Given task: Make an exact copy of all the data.

>> Begin

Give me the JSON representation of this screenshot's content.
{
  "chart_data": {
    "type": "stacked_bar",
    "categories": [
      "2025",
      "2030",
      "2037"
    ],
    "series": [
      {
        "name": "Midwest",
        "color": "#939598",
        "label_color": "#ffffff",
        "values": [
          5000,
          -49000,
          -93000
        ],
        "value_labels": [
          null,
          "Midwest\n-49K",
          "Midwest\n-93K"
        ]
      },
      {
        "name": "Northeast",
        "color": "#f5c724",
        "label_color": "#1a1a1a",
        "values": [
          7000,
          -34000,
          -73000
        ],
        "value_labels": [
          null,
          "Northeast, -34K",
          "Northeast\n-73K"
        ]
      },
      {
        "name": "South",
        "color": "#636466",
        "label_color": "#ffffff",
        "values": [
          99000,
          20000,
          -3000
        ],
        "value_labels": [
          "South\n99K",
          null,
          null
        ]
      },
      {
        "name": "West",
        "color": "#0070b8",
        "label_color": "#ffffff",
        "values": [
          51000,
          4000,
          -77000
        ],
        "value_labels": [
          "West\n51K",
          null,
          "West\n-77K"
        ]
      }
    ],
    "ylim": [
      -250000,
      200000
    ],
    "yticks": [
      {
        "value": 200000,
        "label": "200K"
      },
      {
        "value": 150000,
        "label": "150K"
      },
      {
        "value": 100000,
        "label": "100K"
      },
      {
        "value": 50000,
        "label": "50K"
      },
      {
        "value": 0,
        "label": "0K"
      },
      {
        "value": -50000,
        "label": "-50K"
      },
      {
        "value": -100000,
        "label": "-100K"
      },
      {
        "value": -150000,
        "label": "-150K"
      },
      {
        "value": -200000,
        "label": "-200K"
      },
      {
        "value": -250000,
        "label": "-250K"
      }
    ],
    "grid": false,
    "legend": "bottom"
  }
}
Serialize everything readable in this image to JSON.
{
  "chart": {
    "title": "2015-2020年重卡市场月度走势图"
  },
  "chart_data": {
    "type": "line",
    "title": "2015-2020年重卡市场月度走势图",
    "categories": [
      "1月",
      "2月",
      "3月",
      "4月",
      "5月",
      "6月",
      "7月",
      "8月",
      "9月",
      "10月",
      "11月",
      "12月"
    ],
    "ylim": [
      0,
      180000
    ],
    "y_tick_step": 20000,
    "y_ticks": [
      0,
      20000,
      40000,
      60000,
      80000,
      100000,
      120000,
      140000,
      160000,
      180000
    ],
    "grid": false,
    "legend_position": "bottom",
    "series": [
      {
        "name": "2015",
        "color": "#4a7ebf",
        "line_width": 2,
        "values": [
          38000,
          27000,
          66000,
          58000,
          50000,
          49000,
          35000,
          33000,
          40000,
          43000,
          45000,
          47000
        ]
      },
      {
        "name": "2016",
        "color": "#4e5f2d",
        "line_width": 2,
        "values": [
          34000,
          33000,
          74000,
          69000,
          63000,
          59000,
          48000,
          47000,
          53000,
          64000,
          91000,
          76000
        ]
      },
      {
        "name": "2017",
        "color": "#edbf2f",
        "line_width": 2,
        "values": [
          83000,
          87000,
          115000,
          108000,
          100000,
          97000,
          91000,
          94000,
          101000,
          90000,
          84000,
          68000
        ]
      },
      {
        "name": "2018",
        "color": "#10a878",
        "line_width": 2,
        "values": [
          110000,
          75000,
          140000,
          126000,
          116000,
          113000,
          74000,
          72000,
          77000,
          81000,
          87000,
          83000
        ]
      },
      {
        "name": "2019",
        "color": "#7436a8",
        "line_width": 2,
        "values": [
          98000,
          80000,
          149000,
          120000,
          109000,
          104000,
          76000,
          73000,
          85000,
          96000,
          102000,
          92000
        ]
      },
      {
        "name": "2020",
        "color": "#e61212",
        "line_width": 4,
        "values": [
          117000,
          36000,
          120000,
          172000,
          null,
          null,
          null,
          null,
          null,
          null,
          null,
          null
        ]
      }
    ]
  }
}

>> End

Result of this exercise:
Give me the JSON representation of this screenshot's content.
{
  "chart_data": {
    "type": "stacked_bar",
    "categories": [
      "2025",
      "2030",
      "2037"
    ],
    "series": [
      {
        "name": "Midwest",
        "color": "#939598",
        "label_color": "#ffffff",
        "values": [
          5000,
          -49000,
          -93000
        ],
        "value_labels": [
          null,
          "Midwest\n-49K",
          "Midwest\n-93K"
        ]
      },
      {
        "name": "Northeast",
        "color": "#f5c724",
        "label_color": "#1a1a1a",
        "values": [
          7000,
          -34000,
          -73000
        ],
        "value_labels": [
          null,
          "Northeast, -34K",
          "Northeast\n-73K"
        ]
      },
      {
        "name": "South",
        "color": "#636466",
        "label_color": "#ffffff",
        "values": [
          99000,
          20000,
          -3000
        ],
        "value_labels": [
          "South\n99K",
          null,
          null
        ]
      },
      {
        "name": "West",
        "color": "#0070b8",
        "label_color": "#ffffff",
        "values": [
          51000,
          4000,
          -77000
        ],
        "value_labels": [
          "West\n51K",
          null,
          "West\n-77K"
        ]
      }
    ],
    "ylim": [
      -250000,
      200000
    ],
    "yticks": [
      {
        "value": 200000,
        "label": "200K"
      },
      {
        "value": 150000,
        "label": "150K"
      },
      {
        "value": 100000,
        "label": "100K"
      },
      {
        "value": 50000,
        "label": "50K"
      },
      {
        "value": 0,
        "label": "0K"
      },
      {
        "value": -50000,
        "label": "-50K"
      },
      {
        "value": -100000,
        "label": "-100K"
      },
      {
        "value": -150000,
        "label": "-150K"
      },
      {
        "value": -200000,
        "label": "-200K"
      },
      {
        "value": -250000,
        "label": "-250K"
      }
    ],
    "grid": false,
    "legend": "bottom"
  }
}
Serialize everything readable in this image to JSON.
{
  "chart": {
    "title": "2015-2020年重卡市场月度走势图"
  },
  "chart_data": {
    "type": "line",
    "title": "2015-2020年重卡市场月度走势图",
    "categories": [
      "1月",
      "2月",
      "3月",
      "4月",
      "5月",
      "6月",
      "7月",
      "8月",
      "9月",
      "10月",
      "11月",
      "12月"
    ],
    "ylim": [
      0,
      180000
    ],
    "y_tick_step": 20000,
    "y_ticks": [
      0,
      20000,
      40000,
      60000,
      80000,
      100000,
      120000,
      140000,
      160000,
      180000
    ],
    "grid": false,
    "legend_position": "bottom",
    "series": [
      {
        "name": "2015",
        "color": "#4a7ebf",
        "line_width": 2,
        "values": [
          38000,
          27000,
          66000,
          58000,
          50000,
          49000,
          35000,
          33000,
          40000,
          43000,
          45000,
          47000
        ]
      },
      {
        "name": "2016",
        "color": "#4e5f2d",
        "line_width": 2,
        "values": [
          34000,
          33000,
          74000,
          69000,
          63000,
          59000,
          48000,
          47000,
          53000,
          64000,
          91000,
          76000
        ]
      },
      {
        "name": "2017",
        "color": "#edbf2f",
        "line_width": 2,
        "values": [
          83000,
          87000,
          115000,
          108000,
          100000,
          97000,
          91000,
          94000,
          101000,
          90000,
          84000,
          68000
        ]
      },
      {
        "name": "2018",
        "color": "#10a878",
        "line_width": 2,
        "values": [
          110000,
          75000,
          140000,
          126000,
          116000,
          113000,
          74000,
          72000,
          77000,
          81000,
          87000,
          83000
        ]
      },
      {
        "name": "2019",
        "color": "#7436a8",
        "line_width": 2,
        "values": [
          98000,
          80000,
          149000,
          120000,
          109000,
          104000,
          76000,
          73000,
          85000,
          96000,
          102000,
          92000
        ]
      },
      {
        "name": "2020",
        "color": "#e61212",
        "line_width": 4,
        "values": [
          117000,
          36000,
          120000,
          172000,
          null,
          null,
          null,
          null,
          null,
          null,
          null,
          null
        ]
      }
    ]
  }
}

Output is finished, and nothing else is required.